## REQUIRED ACTION
Using the listing below, report how many lines contain the word "Stadt" and give no other words.

SUPPLIED ENTRIES: Begin

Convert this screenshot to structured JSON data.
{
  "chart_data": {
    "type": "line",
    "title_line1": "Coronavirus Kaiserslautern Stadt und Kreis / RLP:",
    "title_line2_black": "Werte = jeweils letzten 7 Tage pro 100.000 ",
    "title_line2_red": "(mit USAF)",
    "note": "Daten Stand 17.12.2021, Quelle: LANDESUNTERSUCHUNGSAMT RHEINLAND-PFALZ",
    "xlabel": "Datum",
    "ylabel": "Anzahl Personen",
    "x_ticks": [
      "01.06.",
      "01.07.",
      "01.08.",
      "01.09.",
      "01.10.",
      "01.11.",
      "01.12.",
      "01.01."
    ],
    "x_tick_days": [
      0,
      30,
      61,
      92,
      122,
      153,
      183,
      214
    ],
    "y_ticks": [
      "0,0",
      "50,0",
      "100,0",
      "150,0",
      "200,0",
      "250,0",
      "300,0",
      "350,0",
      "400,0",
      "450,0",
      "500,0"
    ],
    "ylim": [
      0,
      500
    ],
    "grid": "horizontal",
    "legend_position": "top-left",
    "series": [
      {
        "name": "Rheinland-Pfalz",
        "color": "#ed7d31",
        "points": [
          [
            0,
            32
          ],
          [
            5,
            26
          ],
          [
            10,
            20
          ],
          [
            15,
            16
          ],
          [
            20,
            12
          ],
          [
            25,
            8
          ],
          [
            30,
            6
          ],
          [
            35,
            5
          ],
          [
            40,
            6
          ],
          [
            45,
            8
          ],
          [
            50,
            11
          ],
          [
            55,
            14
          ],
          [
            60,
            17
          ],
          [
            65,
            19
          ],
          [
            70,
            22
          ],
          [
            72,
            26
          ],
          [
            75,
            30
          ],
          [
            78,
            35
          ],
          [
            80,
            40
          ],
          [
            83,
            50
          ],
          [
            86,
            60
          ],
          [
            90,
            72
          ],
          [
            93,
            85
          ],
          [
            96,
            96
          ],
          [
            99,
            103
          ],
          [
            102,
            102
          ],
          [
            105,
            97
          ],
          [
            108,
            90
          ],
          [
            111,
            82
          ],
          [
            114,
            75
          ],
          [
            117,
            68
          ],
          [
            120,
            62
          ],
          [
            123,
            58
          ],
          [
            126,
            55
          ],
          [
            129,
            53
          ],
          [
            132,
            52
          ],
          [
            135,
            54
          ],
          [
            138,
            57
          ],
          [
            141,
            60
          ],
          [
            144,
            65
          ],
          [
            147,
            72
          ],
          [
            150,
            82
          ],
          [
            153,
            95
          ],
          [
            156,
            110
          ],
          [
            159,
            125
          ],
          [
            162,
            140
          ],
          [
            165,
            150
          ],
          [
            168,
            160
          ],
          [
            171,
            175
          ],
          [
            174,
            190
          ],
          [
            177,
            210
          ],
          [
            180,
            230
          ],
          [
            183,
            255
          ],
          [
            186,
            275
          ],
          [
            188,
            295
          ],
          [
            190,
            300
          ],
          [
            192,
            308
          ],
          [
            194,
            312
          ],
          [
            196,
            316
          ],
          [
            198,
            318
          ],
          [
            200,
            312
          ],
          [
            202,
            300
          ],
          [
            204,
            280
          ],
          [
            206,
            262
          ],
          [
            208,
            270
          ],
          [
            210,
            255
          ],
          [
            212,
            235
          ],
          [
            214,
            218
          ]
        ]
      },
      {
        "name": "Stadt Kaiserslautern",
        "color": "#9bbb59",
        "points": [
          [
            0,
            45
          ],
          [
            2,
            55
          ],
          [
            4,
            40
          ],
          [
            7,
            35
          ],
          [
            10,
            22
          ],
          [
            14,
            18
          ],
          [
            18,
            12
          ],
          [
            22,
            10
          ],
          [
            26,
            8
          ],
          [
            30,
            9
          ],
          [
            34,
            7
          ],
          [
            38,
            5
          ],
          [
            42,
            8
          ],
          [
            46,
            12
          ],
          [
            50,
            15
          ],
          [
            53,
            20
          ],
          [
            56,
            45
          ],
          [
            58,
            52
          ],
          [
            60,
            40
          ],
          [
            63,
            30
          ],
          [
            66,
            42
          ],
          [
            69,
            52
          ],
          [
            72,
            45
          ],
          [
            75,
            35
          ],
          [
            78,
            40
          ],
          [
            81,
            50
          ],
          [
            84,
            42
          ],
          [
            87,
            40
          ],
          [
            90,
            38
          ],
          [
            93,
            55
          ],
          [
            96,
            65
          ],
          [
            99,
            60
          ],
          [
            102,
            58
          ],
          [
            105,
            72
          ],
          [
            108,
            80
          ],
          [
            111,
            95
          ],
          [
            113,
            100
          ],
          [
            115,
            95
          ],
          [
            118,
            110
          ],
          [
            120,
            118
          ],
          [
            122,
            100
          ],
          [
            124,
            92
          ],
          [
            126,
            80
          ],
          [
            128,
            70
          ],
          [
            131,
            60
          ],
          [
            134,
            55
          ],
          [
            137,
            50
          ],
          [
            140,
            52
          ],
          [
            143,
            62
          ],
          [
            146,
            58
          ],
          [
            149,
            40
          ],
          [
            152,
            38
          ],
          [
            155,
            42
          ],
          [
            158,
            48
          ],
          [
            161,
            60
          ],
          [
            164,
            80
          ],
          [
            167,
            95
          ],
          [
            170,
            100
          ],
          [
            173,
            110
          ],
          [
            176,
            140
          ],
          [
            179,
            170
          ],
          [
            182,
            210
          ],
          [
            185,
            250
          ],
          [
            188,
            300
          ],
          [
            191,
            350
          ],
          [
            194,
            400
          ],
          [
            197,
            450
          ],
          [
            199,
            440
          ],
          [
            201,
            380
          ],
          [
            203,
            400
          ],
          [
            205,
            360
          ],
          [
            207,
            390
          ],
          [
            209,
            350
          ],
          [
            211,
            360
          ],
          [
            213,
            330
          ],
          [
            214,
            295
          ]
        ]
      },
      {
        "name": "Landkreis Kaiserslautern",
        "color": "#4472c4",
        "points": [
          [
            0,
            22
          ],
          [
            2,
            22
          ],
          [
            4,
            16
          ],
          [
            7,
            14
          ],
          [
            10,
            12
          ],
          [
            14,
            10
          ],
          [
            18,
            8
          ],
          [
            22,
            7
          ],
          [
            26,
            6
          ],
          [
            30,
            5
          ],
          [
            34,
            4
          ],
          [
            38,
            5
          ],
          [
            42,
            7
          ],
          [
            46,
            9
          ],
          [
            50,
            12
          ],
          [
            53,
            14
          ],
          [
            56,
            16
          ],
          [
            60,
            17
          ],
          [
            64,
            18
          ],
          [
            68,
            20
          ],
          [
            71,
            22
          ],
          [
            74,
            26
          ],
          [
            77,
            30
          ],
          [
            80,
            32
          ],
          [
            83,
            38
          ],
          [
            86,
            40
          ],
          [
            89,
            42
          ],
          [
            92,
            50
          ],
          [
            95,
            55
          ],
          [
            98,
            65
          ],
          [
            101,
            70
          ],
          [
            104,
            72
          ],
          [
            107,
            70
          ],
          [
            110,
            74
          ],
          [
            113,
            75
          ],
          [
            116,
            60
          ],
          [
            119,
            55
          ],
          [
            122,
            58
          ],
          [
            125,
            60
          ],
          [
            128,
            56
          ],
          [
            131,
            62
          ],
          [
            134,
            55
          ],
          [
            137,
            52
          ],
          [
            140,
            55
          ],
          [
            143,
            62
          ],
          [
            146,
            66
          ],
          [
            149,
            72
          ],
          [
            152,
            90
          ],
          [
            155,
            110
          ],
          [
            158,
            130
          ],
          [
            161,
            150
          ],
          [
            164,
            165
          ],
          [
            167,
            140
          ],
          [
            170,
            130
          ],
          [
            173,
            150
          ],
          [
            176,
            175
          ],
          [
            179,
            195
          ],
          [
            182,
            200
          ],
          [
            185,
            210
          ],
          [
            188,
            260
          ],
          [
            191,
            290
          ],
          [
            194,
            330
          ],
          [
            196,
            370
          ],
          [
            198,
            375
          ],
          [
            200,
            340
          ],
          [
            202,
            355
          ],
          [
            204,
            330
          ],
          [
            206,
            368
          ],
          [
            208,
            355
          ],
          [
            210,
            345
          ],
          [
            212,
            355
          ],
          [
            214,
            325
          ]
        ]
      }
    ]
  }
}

SUPPLIED ENTRIES: End
SUPPLIED ENTRIES: Begin

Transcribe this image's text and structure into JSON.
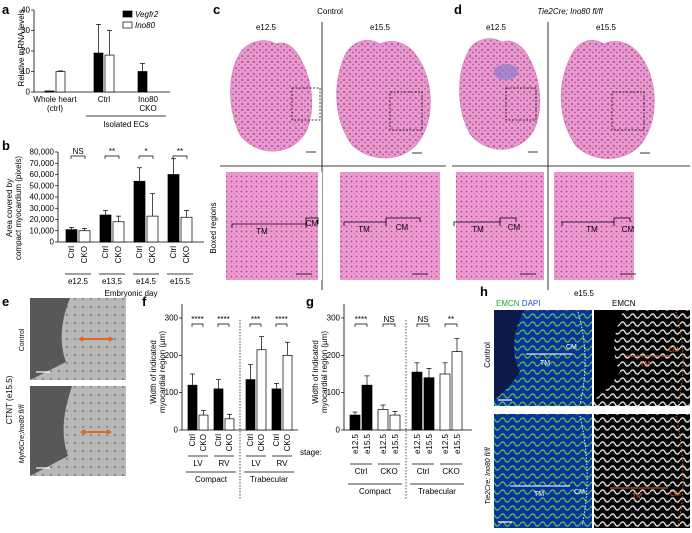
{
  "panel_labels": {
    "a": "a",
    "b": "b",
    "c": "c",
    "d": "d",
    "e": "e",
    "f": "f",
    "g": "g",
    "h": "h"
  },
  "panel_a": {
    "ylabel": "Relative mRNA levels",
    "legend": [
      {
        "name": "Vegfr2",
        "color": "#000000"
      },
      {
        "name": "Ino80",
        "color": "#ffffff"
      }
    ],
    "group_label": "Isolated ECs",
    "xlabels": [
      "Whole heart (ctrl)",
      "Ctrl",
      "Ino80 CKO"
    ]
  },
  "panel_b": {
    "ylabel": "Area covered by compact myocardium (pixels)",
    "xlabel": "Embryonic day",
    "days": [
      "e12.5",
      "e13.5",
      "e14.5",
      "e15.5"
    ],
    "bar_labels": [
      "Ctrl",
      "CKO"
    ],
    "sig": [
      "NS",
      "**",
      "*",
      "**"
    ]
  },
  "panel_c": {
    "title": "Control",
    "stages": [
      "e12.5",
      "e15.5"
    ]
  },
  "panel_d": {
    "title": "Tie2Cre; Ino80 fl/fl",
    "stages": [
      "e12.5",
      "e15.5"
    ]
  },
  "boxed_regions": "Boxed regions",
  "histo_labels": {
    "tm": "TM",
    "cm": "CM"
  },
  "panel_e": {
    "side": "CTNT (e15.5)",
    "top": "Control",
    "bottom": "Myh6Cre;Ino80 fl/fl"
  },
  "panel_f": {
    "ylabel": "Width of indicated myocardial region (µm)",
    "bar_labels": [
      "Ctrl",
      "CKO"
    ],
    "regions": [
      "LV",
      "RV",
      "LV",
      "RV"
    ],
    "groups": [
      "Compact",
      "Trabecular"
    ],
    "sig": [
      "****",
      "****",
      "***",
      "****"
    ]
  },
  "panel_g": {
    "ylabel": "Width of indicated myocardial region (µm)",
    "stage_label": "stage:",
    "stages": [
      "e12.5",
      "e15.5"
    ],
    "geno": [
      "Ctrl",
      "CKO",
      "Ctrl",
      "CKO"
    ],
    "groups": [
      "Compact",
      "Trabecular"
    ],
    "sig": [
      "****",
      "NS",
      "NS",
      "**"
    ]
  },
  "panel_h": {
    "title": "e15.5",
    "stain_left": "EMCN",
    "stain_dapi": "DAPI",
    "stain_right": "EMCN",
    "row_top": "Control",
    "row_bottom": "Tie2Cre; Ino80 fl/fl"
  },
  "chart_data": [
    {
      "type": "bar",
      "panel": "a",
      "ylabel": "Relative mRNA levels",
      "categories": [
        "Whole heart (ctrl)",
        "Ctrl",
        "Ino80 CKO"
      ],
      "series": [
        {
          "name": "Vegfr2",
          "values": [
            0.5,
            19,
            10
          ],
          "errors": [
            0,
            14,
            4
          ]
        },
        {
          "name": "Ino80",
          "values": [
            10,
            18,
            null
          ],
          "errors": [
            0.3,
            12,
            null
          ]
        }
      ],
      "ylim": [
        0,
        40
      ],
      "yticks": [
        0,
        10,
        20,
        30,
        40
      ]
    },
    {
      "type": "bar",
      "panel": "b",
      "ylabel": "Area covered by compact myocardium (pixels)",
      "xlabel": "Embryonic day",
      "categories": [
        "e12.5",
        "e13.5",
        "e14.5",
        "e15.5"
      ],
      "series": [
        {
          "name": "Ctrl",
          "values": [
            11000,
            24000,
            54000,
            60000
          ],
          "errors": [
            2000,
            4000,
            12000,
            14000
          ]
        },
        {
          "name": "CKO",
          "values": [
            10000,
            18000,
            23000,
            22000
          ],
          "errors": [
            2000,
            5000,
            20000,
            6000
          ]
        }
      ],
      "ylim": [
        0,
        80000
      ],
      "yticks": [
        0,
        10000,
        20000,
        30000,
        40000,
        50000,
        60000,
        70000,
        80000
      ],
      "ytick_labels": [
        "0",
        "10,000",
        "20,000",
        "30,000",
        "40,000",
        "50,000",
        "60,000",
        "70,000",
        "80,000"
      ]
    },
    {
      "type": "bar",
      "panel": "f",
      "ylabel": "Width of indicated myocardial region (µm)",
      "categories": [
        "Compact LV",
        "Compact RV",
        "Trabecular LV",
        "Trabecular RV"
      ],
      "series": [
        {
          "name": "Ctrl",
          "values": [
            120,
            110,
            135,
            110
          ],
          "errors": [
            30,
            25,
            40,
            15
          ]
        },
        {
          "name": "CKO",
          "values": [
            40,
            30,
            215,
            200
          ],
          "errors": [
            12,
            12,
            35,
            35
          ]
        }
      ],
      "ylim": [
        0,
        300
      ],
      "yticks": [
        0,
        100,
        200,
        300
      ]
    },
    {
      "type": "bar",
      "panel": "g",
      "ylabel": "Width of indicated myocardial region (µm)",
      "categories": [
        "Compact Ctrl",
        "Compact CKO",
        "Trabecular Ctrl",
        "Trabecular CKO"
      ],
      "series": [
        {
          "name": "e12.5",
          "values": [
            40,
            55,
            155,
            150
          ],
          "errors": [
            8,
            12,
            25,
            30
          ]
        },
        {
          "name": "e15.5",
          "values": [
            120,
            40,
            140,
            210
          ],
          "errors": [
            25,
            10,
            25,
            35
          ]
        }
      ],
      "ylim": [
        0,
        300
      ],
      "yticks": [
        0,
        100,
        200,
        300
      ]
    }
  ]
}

SUPPLIED ENTRIES: End

## SOLUTION
2